- _Challenge_: Copy each line of the data below with the word "link".

- _Input for this task_:
>>>>

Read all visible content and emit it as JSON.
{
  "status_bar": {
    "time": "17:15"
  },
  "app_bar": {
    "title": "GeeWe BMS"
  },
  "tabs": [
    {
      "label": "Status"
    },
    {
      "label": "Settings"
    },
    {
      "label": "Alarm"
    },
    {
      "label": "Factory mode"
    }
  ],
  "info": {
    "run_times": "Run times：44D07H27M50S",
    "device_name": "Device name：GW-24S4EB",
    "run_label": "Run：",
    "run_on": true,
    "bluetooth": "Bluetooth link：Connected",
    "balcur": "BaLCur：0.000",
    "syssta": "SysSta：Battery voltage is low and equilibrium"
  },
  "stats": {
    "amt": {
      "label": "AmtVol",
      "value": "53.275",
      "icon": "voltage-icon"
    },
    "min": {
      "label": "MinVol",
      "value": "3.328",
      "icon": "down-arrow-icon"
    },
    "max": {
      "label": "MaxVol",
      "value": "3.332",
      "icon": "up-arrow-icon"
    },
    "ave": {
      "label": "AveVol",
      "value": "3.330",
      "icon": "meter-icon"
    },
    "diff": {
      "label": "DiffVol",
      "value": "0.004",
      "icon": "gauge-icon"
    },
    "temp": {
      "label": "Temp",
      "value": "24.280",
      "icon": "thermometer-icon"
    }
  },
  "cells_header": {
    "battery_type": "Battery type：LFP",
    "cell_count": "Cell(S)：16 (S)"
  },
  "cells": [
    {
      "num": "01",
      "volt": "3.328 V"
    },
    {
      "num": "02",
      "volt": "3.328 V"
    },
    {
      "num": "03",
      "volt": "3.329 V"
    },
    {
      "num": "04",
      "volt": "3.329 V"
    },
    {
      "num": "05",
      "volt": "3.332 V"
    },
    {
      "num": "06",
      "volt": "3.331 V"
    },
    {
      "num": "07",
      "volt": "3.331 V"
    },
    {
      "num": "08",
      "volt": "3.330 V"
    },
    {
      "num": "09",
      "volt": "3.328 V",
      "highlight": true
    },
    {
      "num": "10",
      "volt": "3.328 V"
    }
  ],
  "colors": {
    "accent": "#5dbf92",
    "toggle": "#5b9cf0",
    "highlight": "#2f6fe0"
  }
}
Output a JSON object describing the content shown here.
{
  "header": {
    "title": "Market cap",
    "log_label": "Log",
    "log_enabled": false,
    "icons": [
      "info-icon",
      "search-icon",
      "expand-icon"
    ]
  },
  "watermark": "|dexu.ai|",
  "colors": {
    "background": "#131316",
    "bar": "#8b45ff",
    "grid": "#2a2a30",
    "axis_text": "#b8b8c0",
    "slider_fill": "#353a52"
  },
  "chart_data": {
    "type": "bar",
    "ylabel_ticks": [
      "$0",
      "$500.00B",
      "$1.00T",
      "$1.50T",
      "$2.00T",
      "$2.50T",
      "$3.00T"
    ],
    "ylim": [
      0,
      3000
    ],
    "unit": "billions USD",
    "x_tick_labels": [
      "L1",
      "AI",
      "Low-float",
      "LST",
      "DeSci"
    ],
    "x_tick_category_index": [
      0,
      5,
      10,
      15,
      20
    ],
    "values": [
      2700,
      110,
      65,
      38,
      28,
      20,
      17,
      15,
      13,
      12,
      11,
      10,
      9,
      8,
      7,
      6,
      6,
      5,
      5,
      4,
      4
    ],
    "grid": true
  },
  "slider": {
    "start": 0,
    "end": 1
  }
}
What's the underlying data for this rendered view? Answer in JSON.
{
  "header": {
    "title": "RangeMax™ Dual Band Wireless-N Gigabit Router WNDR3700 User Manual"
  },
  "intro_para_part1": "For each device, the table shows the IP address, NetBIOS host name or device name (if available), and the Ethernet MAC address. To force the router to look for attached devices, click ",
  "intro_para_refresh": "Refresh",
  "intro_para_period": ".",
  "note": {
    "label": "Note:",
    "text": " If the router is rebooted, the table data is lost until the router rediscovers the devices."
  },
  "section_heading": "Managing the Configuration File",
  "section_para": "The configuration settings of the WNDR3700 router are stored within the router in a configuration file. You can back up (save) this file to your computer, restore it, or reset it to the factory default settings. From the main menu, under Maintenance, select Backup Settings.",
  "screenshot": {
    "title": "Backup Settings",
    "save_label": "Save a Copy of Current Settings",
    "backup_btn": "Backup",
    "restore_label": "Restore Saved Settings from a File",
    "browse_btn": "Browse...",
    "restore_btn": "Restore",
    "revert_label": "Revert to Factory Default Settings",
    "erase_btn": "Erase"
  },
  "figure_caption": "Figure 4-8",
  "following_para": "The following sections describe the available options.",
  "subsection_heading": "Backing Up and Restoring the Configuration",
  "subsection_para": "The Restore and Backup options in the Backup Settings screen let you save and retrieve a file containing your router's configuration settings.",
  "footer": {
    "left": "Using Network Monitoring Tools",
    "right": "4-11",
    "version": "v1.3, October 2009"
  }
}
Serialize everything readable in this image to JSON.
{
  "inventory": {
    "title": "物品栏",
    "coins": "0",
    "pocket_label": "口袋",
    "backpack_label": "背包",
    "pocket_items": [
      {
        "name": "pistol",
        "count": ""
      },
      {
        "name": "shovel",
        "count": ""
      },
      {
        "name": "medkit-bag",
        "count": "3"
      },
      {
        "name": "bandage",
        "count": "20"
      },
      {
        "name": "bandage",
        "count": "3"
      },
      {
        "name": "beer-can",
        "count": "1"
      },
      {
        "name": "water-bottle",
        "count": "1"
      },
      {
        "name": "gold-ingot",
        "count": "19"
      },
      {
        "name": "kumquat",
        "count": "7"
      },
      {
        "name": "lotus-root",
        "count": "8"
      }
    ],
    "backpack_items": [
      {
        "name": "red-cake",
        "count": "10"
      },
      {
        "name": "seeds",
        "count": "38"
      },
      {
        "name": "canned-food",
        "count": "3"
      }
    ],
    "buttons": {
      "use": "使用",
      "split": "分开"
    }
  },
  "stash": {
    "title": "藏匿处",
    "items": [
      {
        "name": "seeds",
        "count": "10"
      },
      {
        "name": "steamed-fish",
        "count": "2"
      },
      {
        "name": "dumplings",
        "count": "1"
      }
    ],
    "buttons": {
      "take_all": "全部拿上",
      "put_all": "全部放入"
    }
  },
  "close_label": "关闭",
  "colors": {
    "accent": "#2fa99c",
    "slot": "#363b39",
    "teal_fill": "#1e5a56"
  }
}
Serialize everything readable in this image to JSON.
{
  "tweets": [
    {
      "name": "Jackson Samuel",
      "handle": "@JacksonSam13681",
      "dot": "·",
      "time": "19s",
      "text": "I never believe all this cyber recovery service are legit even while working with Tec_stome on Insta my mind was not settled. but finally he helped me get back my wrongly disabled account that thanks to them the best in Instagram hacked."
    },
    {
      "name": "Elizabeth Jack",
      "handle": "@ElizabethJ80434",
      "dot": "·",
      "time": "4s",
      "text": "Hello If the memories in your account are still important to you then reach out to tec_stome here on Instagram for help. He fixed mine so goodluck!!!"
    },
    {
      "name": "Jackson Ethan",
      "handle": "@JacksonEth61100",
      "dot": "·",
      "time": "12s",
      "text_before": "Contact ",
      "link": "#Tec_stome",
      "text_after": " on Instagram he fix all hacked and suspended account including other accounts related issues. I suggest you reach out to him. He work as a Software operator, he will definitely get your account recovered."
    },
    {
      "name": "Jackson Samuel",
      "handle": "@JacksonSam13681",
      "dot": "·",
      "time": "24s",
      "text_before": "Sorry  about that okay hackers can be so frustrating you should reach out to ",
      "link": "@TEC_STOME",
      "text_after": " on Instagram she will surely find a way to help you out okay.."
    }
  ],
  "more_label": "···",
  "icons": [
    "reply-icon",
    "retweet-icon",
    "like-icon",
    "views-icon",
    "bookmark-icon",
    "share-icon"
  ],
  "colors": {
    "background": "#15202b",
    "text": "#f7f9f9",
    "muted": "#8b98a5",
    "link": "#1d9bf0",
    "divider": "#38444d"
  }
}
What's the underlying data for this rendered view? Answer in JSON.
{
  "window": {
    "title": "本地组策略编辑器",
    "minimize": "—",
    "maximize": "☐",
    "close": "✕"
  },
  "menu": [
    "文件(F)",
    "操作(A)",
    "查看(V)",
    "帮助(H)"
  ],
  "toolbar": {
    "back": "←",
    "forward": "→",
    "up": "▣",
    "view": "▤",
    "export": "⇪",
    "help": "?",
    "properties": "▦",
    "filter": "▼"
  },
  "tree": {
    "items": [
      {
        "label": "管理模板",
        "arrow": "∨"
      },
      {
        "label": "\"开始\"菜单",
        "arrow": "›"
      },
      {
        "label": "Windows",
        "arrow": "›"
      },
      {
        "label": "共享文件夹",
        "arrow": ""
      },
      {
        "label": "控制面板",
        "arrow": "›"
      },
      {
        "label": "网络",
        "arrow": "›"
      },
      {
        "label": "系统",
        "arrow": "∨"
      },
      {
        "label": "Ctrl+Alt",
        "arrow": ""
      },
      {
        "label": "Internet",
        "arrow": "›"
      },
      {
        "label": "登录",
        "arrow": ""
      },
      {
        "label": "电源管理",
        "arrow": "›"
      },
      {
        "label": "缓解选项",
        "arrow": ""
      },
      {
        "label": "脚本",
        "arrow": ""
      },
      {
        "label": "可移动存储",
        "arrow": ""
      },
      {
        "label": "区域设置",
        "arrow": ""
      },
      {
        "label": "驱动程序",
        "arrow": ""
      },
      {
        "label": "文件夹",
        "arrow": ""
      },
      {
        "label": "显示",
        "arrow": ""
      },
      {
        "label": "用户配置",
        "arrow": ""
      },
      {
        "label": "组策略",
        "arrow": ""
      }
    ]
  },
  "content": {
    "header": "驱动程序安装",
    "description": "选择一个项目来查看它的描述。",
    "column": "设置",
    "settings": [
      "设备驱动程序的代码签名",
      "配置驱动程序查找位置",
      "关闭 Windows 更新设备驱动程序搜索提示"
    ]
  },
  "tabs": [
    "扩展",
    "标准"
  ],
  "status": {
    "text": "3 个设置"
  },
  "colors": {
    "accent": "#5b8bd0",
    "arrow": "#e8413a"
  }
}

<<<<

- _Response below_:
    "bluetooth": "Bluetooth link：Connected",
      "link": "#Tec_stome",
      "link": "@TEC_STOME",
    "link": "#1d9bf0",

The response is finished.